(Annotated element entries)
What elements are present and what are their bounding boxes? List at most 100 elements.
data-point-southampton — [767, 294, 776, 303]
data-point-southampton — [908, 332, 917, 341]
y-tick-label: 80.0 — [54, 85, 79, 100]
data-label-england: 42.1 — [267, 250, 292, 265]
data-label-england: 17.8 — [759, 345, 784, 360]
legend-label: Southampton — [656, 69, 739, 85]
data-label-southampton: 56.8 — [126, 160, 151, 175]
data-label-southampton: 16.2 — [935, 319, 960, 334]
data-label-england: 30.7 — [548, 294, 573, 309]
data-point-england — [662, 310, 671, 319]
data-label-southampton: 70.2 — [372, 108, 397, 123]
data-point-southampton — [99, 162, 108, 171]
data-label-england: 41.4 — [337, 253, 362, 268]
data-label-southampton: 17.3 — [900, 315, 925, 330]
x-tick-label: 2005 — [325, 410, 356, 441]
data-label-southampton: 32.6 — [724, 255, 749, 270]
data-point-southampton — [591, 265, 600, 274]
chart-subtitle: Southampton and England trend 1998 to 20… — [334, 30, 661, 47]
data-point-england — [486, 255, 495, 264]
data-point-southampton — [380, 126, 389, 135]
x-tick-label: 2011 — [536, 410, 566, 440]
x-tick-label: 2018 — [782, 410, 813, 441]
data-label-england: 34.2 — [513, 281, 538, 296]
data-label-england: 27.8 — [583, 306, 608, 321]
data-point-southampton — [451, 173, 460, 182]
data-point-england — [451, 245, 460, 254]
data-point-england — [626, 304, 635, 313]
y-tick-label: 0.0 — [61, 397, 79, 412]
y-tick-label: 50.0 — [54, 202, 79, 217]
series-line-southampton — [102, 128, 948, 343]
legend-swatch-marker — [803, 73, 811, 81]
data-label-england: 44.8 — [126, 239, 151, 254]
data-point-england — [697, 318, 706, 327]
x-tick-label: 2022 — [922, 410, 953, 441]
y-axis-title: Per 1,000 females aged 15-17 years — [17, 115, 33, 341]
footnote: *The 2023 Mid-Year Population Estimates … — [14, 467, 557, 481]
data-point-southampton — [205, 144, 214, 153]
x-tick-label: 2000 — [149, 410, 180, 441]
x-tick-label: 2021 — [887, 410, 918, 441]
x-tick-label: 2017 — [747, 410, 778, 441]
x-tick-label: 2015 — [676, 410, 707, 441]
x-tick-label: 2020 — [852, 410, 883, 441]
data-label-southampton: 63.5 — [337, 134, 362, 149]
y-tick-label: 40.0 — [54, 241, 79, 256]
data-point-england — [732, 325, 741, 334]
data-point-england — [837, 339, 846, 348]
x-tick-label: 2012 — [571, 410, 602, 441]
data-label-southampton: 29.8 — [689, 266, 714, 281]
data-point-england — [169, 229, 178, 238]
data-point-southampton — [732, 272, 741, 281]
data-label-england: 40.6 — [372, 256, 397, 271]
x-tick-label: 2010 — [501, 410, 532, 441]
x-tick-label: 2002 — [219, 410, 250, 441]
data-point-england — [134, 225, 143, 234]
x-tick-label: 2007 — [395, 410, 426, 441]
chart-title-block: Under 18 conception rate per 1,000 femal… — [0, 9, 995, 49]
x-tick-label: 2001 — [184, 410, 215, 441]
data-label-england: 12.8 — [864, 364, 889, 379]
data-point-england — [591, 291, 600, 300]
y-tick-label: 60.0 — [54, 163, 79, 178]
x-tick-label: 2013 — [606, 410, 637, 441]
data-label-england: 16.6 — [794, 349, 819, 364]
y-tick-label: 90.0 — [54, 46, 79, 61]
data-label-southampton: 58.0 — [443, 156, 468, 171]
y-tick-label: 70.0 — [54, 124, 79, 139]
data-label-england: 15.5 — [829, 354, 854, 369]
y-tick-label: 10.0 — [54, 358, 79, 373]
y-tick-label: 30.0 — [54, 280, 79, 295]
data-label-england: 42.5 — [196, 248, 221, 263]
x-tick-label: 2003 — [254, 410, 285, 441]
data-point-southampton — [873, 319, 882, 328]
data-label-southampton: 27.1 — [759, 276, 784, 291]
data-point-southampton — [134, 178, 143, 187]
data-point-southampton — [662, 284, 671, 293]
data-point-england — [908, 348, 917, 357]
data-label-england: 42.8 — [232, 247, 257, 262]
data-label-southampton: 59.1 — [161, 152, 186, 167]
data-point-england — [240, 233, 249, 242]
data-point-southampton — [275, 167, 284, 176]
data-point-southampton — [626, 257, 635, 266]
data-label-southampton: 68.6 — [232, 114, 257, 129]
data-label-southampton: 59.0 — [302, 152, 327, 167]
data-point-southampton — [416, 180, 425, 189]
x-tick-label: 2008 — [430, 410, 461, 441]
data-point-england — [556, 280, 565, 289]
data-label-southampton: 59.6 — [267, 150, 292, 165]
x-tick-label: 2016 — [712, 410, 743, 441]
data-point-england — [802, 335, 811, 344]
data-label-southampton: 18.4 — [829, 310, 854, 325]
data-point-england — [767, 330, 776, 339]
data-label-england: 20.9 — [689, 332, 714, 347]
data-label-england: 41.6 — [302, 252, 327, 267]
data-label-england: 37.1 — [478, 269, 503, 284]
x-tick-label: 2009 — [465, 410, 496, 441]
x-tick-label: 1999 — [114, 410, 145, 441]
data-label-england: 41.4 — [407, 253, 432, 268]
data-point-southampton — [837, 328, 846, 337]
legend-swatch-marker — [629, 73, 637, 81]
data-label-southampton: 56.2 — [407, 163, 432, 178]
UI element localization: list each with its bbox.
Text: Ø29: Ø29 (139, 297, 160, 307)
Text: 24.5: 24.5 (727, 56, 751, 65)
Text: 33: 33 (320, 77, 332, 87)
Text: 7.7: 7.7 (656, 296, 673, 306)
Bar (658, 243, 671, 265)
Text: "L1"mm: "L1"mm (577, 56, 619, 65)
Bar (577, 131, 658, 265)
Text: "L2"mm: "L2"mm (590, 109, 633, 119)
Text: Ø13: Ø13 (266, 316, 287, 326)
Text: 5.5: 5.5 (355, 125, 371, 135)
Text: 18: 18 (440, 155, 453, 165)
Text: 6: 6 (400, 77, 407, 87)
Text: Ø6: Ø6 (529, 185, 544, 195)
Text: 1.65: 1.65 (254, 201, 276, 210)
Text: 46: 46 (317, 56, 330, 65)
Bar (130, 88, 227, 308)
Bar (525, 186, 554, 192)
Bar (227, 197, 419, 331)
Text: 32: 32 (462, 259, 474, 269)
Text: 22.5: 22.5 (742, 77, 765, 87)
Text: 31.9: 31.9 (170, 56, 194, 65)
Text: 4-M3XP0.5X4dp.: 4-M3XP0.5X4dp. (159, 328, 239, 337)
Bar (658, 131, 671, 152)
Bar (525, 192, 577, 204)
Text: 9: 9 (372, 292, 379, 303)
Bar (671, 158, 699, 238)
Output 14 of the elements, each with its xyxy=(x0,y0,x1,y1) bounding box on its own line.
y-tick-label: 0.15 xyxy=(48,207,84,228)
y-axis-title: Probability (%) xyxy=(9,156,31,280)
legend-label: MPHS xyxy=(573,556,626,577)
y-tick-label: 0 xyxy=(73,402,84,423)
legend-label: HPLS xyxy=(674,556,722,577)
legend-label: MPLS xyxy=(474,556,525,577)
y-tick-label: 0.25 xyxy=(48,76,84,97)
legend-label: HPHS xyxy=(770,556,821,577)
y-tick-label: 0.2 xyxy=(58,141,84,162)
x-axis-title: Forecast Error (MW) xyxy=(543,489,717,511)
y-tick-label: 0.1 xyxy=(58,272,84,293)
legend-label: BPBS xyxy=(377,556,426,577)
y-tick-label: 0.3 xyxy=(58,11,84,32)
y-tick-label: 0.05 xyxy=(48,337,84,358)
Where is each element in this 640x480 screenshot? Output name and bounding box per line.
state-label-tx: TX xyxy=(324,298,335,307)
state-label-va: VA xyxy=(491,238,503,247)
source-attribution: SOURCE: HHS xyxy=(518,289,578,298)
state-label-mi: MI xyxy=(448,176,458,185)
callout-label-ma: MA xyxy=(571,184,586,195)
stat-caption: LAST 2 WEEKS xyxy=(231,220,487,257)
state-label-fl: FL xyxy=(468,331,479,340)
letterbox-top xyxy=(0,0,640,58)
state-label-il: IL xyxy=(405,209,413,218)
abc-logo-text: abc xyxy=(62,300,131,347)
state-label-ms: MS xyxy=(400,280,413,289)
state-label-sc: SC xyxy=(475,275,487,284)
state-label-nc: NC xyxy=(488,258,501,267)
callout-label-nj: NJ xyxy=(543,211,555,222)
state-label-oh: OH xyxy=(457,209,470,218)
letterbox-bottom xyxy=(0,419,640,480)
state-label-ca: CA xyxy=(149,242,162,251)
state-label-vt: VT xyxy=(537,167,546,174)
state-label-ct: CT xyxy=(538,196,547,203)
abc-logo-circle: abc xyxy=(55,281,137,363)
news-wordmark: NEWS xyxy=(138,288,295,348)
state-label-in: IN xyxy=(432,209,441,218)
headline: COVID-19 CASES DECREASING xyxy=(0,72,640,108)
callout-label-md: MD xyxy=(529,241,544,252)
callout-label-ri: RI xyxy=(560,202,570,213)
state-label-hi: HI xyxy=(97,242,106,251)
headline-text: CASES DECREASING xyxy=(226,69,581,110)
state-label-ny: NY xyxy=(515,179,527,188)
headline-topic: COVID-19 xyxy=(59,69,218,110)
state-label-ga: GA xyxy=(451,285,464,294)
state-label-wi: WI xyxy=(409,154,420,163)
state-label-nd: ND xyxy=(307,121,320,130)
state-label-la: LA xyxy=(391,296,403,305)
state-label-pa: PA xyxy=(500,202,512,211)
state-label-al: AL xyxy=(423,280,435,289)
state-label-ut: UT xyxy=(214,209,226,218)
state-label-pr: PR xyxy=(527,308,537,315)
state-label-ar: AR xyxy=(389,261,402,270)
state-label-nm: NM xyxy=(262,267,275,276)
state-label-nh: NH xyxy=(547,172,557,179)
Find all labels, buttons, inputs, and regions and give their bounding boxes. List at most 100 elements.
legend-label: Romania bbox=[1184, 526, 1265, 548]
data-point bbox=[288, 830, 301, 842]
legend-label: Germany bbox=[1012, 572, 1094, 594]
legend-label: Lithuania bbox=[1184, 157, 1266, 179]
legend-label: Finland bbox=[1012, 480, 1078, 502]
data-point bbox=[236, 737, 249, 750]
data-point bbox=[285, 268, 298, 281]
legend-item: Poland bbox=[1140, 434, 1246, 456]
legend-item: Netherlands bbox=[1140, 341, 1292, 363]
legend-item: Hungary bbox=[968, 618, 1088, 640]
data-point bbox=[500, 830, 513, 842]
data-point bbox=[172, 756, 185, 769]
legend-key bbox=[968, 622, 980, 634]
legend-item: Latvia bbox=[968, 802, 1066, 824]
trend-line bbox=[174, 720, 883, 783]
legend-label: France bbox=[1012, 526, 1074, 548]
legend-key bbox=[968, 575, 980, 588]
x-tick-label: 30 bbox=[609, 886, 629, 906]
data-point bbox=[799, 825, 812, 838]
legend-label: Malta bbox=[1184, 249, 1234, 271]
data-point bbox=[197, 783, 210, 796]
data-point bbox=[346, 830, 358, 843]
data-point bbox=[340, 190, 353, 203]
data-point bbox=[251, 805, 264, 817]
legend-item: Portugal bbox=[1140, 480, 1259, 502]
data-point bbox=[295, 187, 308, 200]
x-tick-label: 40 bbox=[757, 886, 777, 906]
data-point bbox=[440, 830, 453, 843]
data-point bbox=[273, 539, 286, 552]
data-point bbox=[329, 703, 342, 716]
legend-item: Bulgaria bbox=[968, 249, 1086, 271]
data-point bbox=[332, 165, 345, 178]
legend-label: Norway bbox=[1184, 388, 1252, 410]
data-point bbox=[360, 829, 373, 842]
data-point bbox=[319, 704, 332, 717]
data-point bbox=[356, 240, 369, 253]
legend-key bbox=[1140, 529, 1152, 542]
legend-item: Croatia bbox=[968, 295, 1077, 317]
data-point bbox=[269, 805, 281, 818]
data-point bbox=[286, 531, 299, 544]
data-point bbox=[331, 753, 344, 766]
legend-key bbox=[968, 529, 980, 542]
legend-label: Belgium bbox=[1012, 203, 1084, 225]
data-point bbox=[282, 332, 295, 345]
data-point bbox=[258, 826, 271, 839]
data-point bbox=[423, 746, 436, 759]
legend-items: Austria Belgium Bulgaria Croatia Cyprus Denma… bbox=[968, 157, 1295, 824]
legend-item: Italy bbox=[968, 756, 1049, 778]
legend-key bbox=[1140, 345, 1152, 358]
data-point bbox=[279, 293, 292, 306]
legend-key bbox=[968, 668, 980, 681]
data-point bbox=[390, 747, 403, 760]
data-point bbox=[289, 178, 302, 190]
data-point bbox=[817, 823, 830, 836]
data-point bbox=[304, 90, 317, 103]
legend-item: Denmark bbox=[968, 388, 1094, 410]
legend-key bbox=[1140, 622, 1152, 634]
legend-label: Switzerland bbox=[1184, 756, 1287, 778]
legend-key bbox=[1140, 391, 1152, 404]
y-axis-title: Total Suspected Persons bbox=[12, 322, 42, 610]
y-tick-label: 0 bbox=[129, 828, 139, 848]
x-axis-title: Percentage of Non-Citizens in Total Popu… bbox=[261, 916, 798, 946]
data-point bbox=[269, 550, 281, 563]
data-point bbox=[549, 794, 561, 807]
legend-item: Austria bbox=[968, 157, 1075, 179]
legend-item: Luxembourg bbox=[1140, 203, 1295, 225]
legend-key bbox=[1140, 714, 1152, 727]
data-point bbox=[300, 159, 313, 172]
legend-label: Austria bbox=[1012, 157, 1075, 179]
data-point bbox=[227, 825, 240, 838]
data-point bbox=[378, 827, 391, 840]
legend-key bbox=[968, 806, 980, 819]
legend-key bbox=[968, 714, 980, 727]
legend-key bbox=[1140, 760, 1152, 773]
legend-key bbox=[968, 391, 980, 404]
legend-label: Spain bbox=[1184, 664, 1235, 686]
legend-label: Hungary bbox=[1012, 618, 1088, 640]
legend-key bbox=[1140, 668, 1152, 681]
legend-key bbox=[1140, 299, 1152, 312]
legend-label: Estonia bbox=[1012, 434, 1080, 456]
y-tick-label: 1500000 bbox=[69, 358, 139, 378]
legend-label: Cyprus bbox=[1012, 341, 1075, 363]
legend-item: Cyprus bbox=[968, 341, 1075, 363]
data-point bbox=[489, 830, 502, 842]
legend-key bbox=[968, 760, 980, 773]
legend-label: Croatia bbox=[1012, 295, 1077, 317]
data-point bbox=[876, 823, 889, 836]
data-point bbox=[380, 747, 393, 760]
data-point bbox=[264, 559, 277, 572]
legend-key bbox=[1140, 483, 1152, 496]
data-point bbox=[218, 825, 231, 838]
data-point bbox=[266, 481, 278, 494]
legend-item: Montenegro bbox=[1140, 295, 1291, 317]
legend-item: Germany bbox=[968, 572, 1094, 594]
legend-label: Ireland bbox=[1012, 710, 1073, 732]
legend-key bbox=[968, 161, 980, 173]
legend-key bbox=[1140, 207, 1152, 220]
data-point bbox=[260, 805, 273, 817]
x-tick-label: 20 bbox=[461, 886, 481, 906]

_Challenge:_
Edit the records from their start through the line containing "data-label-england: 42.1 —", replacing "bounding boxes" with "bounding rectangles" and leaving everything else untouched.

_Answer to the exercise:_
What elements are present and what are their bounding rectangles? List at most 100 elements.
data-point-southampton — [767, 294, 776, 303]
data-point-southampton — [908, 332, 917, 341]
y-tick-label: 80.0 — [54, 85, 79, 100]
data-label-england: 42.1 — [267, 250, 292, 265]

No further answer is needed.